From the entries that follow, gather each line holding the word "caption".

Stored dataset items
◆ ◆ ◆ ◆ ◆ ◆ ◆

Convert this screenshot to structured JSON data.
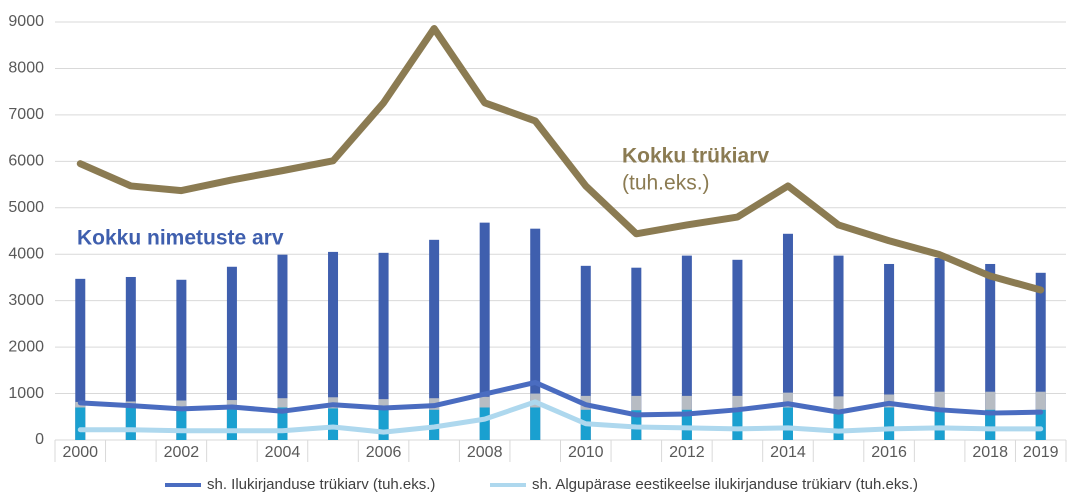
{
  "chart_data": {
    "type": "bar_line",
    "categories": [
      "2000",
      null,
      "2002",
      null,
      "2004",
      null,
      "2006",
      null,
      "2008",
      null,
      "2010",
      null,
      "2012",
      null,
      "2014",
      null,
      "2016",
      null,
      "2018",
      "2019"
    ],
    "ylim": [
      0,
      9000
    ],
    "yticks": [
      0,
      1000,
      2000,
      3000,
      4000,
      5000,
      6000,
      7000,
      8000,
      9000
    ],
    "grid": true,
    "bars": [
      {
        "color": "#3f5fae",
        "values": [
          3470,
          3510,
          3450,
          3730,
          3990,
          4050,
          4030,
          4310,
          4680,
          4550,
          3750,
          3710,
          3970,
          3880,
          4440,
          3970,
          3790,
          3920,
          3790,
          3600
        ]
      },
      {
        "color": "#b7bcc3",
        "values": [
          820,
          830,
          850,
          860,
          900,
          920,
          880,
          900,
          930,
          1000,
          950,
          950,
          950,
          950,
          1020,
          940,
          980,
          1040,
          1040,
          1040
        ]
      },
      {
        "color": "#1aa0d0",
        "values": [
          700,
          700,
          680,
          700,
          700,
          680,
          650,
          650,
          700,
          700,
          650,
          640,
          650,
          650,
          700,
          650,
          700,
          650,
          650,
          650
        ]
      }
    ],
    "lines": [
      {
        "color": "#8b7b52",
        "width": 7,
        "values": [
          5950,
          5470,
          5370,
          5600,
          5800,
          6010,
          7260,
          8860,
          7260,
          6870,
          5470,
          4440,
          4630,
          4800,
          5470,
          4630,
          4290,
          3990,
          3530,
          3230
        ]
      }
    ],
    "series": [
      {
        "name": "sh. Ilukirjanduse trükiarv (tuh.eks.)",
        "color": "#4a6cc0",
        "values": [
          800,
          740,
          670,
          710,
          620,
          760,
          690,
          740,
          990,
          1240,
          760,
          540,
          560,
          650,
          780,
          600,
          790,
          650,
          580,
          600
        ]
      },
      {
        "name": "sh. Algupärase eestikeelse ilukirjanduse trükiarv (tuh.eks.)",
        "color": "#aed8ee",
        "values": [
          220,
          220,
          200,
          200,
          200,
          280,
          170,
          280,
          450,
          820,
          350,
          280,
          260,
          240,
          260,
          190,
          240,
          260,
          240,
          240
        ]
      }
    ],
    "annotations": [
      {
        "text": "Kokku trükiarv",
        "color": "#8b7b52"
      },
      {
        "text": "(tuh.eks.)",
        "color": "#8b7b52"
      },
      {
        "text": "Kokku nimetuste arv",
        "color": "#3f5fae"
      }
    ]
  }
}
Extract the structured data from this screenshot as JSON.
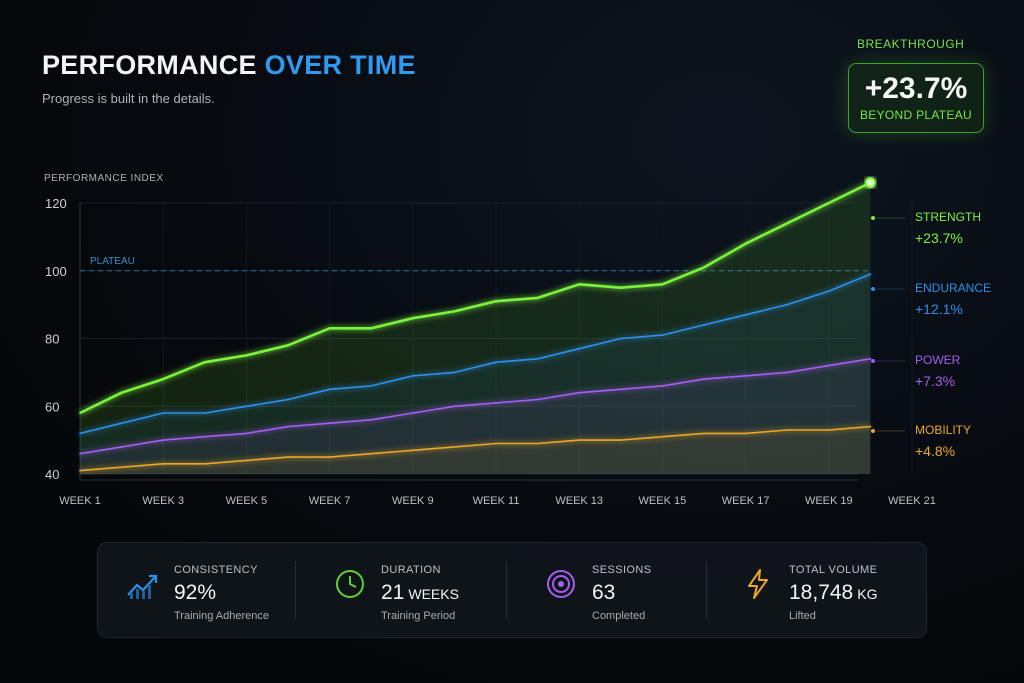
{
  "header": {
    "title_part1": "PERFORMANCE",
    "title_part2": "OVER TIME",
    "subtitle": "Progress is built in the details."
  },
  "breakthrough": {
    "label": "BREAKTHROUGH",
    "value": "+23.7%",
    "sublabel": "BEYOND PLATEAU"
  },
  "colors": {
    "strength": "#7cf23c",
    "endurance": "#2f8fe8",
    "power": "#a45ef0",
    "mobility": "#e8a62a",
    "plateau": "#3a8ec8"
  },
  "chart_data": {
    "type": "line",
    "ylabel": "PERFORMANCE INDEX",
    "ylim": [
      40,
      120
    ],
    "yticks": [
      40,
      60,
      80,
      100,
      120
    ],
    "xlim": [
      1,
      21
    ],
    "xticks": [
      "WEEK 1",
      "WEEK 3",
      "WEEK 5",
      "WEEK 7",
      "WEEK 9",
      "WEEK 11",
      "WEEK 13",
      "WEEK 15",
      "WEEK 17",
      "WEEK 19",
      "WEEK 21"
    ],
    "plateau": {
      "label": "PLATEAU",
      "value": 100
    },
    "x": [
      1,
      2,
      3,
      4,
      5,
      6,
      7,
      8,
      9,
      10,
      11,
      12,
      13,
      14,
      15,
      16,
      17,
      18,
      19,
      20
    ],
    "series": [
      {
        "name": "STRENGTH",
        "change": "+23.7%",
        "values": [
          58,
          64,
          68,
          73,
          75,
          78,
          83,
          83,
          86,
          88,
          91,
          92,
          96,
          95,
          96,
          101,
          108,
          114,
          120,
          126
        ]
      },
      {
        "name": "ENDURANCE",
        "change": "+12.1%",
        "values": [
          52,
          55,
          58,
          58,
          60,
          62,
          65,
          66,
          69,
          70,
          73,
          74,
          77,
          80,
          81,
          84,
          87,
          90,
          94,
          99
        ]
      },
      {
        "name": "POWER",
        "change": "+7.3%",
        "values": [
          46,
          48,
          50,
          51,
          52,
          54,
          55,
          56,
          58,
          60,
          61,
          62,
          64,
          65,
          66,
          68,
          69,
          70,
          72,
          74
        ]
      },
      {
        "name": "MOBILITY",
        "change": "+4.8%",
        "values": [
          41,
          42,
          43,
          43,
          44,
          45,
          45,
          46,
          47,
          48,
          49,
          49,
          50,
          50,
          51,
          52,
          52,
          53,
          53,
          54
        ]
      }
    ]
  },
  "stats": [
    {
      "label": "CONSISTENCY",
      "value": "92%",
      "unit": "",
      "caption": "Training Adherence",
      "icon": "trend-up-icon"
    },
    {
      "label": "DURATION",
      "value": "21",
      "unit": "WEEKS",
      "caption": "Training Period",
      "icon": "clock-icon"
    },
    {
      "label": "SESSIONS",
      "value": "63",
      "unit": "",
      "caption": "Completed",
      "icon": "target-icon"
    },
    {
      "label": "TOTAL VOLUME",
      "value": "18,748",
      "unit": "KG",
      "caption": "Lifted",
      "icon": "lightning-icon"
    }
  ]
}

◆ ◆ ◆ ◆ ◆ ◆ ◆

§ Result for this task:
      "caption": "Training Adherence",
      "caption": "Training Period",
      "caption": "Completed",
      "caption": "Lifted",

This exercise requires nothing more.